• RECORDS FOR THE EXERCISE
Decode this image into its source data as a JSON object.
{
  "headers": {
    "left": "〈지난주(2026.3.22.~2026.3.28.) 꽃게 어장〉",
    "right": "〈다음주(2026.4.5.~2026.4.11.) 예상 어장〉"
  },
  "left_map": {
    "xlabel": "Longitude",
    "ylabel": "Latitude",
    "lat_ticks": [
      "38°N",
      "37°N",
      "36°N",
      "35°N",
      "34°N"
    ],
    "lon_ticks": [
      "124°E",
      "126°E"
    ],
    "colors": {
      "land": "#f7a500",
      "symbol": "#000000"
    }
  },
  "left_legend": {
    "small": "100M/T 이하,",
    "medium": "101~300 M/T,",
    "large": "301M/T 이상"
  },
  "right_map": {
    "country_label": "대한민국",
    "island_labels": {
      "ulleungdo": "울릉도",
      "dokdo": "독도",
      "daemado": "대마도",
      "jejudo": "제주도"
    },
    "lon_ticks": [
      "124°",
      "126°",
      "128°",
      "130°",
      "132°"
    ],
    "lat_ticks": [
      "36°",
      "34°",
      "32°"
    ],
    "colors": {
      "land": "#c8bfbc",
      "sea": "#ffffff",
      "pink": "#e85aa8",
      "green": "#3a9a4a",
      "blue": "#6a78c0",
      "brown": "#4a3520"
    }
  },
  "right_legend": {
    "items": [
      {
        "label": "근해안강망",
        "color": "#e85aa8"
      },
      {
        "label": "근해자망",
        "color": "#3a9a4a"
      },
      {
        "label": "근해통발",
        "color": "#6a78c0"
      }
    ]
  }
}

==

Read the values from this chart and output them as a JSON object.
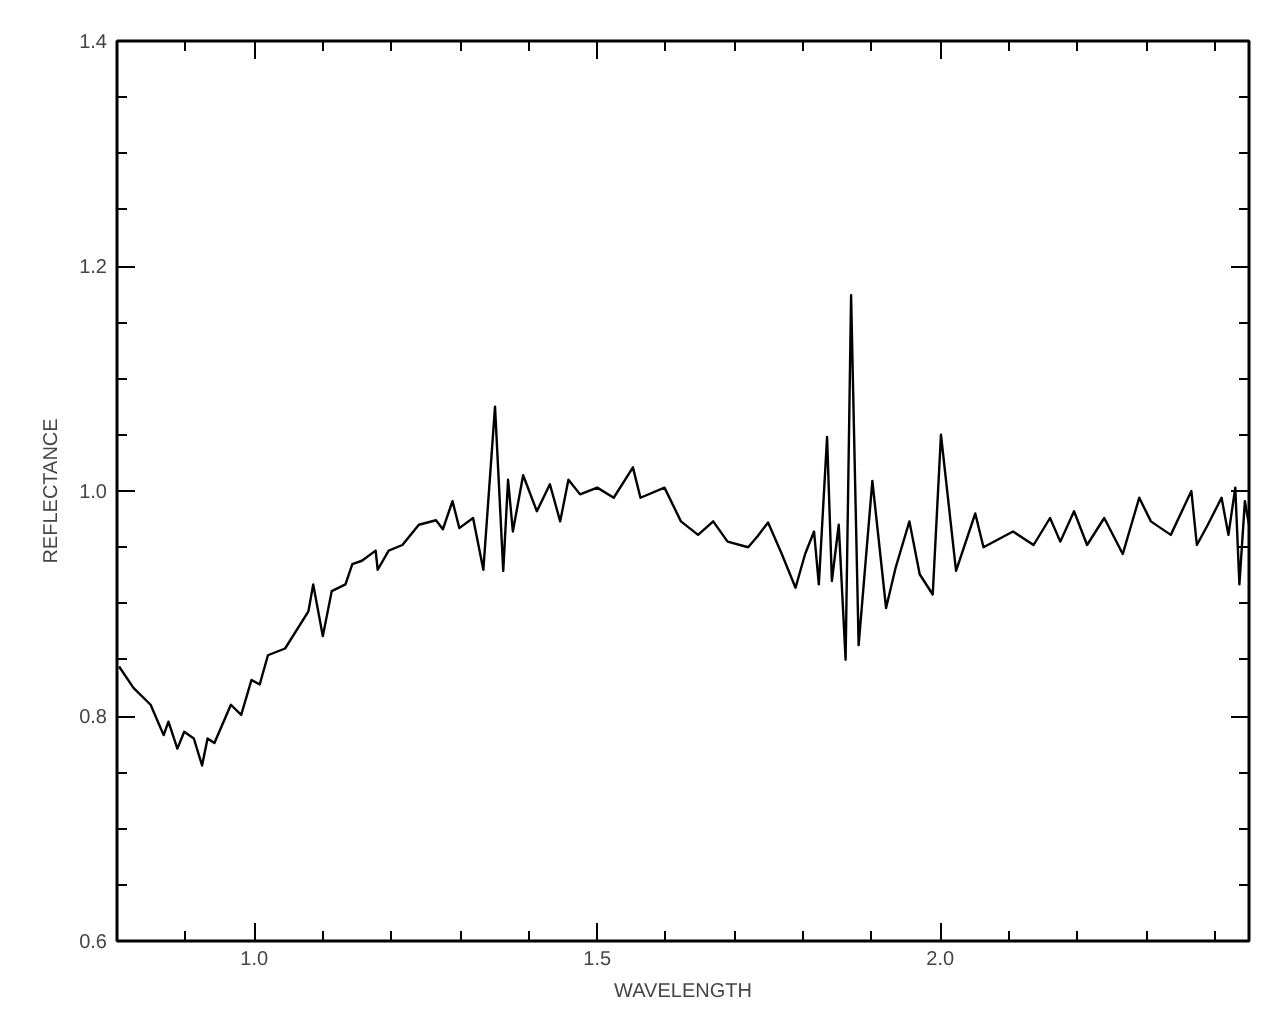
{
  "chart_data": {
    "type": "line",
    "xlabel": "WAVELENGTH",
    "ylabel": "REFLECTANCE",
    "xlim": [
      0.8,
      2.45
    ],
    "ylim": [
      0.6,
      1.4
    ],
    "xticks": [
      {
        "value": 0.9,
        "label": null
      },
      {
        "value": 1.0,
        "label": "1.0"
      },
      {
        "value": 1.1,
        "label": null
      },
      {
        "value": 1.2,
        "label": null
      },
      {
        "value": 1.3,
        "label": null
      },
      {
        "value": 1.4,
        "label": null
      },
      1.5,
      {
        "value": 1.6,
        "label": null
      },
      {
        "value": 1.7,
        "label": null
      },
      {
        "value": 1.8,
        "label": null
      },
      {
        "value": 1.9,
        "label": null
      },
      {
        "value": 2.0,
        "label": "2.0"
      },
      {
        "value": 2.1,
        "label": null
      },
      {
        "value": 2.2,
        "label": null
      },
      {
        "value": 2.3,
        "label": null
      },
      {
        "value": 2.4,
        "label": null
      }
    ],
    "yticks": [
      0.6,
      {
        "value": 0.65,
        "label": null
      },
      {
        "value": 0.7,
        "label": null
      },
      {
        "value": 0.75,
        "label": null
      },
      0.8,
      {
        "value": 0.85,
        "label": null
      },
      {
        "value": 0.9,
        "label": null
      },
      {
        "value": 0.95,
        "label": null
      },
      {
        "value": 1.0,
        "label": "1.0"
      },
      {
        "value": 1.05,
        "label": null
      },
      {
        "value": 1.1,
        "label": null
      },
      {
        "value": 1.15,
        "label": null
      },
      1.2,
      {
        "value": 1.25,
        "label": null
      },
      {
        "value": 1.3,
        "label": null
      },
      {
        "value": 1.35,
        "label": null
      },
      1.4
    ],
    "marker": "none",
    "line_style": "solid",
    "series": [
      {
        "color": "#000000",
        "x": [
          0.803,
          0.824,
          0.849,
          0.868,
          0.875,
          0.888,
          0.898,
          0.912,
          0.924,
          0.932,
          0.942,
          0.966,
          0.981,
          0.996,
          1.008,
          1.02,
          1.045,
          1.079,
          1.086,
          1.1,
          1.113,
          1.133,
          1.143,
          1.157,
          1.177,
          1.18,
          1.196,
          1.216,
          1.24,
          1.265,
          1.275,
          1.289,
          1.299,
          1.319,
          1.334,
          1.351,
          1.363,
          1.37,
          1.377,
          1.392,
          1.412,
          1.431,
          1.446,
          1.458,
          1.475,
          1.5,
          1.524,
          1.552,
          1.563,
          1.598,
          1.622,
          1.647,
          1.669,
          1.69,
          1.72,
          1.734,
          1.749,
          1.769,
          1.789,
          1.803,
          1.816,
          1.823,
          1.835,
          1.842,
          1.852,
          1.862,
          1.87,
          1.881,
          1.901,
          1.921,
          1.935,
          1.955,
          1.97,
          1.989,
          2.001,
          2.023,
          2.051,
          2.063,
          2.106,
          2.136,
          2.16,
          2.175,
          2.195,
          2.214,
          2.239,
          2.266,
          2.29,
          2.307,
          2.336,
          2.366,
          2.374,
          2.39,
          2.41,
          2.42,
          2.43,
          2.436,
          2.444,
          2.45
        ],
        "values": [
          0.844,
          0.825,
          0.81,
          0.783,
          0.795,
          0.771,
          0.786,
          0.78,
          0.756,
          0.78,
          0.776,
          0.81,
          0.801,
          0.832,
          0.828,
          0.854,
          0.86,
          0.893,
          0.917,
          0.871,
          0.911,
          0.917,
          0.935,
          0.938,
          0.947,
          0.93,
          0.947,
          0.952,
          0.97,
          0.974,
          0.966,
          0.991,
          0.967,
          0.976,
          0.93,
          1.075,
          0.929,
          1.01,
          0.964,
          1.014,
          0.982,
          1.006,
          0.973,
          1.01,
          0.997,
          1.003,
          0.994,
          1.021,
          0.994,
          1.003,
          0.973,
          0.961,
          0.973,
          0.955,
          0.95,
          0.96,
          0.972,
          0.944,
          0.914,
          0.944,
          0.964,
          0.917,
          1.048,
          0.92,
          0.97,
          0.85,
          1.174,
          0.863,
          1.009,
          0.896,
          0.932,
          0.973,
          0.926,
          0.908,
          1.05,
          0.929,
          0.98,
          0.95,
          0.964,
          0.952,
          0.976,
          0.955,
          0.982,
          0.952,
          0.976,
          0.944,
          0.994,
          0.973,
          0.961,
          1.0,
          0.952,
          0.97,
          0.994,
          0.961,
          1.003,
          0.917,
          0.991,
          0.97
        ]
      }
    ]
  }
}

• REQUIRED TASK
Pull out all lines of the data with the string "xlabel".

• THE RESULT
    "xlabel": "Longitude",
    "xlabel": "WAVELENGTH",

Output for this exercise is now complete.